Available data
Start

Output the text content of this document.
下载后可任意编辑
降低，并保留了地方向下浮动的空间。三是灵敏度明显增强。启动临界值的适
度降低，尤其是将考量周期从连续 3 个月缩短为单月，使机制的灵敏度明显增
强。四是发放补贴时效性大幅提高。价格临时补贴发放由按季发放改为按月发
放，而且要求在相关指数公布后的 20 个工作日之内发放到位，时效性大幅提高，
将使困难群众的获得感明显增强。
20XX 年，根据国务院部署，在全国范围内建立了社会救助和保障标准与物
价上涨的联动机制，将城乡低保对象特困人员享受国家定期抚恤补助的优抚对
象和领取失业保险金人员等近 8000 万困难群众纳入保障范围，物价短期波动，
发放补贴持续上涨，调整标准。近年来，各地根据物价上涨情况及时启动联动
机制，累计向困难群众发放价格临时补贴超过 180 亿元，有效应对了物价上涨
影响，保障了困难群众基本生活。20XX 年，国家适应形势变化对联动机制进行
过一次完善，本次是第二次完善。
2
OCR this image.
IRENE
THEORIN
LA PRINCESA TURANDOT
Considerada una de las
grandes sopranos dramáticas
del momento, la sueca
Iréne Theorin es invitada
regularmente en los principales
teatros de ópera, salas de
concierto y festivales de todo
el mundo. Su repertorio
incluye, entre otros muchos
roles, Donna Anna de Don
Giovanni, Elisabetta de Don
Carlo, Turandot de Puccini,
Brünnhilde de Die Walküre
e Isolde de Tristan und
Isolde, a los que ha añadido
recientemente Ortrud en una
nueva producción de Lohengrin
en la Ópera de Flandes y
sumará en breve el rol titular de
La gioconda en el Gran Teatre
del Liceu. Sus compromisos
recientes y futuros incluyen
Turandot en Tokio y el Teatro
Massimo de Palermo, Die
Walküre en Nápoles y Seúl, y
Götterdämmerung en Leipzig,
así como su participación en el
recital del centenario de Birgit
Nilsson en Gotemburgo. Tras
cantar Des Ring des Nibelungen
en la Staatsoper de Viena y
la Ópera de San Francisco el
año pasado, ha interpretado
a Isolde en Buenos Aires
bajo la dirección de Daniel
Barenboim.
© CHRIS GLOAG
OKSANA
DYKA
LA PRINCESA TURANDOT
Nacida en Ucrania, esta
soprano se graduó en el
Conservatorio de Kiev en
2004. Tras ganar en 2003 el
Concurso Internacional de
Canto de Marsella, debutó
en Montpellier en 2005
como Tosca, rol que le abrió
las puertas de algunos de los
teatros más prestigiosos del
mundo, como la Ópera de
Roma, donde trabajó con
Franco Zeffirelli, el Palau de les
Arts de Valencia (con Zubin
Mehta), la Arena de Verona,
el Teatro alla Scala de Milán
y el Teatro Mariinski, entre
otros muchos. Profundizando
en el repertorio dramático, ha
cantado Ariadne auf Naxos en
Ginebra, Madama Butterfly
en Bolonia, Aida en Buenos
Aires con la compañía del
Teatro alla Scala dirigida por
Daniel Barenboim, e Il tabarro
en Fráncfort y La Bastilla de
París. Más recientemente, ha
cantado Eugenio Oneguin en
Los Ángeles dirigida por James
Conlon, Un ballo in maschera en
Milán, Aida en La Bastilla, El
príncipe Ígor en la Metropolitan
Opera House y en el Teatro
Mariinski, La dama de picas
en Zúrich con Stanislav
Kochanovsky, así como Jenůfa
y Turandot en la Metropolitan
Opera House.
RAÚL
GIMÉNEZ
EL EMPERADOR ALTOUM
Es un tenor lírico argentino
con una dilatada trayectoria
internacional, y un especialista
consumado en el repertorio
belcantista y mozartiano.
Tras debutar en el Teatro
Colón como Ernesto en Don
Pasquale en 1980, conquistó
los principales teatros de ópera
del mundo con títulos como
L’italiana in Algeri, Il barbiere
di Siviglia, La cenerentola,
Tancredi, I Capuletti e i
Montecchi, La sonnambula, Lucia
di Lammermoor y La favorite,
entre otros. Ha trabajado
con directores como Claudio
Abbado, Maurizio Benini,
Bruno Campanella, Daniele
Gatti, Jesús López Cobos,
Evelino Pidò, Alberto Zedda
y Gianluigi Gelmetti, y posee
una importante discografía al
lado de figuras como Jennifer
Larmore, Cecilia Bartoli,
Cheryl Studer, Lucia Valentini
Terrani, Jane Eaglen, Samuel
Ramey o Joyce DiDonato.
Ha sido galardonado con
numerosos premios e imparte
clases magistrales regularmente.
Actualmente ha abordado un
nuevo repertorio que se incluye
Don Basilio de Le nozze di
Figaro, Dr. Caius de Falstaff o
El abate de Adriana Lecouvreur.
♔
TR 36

End

Stated goal
Only lines with "Aida" are wanted here; list each of them.

Right answer
en Bolonia, Aida en Buenos
Milán, Aida en La Bastilla, El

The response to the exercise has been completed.